## Text provided:
==========

Philip Hellström Bängs
- Born: 24 March 2003 (age 22) Sweden
- Nationality: Swedish

Career history

Sweden
- 2020–2022, 2024–2025: Masarna
- 2023: Valsarna
- 2023–2025: Smederna

Poland
- 2023: Rzeszów
- 2024: Bydgoszcz
- 2025: Częstochowa

Denmark
- 2021: Region Varde

Individual honours
- 2024: Swedish U21 champion

Team honours
- 2024: U21 team world silver

= Philip Hellström Bängs =

Swedish speedway rider

Philip Hellström Bängs (born 24 March 2003) is an international speedway rider from Sweden.

== Speedway career ==
In 2021, Hellström Bängs helped Sweden qualify for the final of the 2021 Speedway of Nations (the World team Championships of speedway). He has made the Swedish Under 21 title podium in three successive years from 2020 to 2022.

==========

## Work order 1:
Using the Philip Hellström Bängs profile, decide whether each statement agrees with it, answering yes or no and quoting the deciding words exactly: (a) He rode for Rzeszów in Poland in 2023. (b) He rode for Region Varde in Denmark in 2022. (c) He helped Sweden qualify for the final of the 2021 Speedway of Nations.
## Work order 2:
According to the Philip Hellström Bängs profile, which Polish club did he ride for in 2025?
## Work order 3:
Continue the Philip Hellström Bängs profile in prose, picking up after its last sentence.
The rows come from a separate, unrelated source.

## Records provided:
==========

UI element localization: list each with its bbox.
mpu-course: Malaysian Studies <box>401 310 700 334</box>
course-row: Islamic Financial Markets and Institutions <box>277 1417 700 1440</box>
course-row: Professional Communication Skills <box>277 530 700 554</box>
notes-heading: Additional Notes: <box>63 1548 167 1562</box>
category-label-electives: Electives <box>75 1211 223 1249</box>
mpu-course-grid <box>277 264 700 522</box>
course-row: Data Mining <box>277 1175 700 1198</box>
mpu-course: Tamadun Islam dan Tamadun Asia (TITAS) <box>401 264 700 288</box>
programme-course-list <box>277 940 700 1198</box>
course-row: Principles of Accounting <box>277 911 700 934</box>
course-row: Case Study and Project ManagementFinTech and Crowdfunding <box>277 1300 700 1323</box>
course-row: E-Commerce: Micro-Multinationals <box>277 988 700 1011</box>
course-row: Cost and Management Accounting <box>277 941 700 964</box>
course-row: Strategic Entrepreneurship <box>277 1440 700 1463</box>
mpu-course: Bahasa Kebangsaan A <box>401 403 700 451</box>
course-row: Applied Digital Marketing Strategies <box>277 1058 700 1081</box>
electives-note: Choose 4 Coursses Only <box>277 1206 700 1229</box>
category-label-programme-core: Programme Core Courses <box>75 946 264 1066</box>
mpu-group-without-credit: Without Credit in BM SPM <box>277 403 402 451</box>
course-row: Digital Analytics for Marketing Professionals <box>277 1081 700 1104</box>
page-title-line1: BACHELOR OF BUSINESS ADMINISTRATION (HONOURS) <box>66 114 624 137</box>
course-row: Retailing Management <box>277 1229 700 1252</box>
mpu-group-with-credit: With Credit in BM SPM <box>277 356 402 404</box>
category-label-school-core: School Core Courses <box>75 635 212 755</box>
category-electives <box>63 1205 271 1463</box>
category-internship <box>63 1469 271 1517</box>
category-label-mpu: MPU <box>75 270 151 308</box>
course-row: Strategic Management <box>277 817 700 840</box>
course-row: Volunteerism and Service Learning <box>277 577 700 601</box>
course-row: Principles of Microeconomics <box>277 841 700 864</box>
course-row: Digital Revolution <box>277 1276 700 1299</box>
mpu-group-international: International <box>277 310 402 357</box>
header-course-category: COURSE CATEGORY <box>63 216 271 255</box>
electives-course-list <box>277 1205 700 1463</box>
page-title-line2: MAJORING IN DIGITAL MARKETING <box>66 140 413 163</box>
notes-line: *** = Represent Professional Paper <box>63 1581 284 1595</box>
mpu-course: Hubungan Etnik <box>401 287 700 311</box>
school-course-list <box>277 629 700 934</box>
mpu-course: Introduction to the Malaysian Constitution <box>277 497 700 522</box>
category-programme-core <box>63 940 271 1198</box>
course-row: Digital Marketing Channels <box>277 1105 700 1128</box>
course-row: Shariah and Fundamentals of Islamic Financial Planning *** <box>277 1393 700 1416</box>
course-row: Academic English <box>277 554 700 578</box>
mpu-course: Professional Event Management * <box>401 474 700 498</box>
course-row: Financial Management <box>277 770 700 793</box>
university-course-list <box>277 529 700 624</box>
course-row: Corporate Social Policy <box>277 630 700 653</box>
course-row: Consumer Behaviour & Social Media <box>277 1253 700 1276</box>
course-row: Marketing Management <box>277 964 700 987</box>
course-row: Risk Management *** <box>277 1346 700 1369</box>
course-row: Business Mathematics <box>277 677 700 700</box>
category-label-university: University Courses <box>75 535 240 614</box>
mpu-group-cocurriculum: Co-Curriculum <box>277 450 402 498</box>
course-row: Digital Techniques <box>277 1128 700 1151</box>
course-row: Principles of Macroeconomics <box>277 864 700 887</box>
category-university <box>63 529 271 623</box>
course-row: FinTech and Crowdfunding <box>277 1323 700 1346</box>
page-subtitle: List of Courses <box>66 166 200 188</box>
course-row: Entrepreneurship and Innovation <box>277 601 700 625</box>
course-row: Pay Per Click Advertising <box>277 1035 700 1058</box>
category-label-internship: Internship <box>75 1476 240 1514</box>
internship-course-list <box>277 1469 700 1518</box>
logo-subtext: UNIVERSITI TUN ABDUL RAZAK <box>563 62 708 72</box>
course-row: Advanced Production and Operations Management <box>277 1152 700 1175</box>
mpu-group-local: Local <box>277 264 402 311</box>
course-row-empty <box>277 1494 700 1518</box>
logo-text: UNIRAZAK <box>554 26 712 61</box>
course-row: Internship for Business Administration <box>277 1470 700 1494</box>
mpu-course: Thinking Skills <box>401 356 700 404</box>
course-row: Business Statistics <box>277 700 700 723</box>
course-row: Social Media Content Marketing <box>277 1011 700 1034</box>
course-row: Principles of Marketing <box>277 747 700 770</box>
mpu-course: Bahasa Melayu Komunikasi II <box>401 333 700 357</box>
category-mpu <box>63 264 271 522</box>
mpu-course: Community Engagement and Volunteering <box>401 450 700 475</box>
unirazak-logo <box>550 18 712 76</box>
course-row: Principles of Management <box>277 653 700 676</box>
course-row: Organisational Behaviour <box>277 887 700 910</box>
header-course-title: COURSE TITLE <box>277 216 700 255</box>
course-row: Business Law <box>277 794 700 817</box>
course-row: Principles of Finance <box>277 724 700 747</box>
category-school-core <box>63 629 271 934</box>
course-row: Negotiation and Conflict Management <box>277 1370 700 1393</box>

==========

## Written answer 1:
(a) Yes: "2023: Rzeszów"
(b) No: "2021: Region Varde"
(c) Yes: "In 2021, Hellström Bängs helped Sweden qualify for the final of the 2021 Speedway of Nations"

## Written answer 2:
Częstochowa

## Written answer 3:
He helped Valsarna win the Allsvenskan during the 2022 Swedish Speedway season. He rode for Smederna in 2023 and 2024.

In 2024, he qualified for the final series of the 2024 SGP2 (the World U21 Championship) and helped Sweden win the silver medal at the Under-21 Team World Championship in Manchester. Additionally he became the Swedish U21 champion, denying two time champion Casper Henriksson a third consecutive title.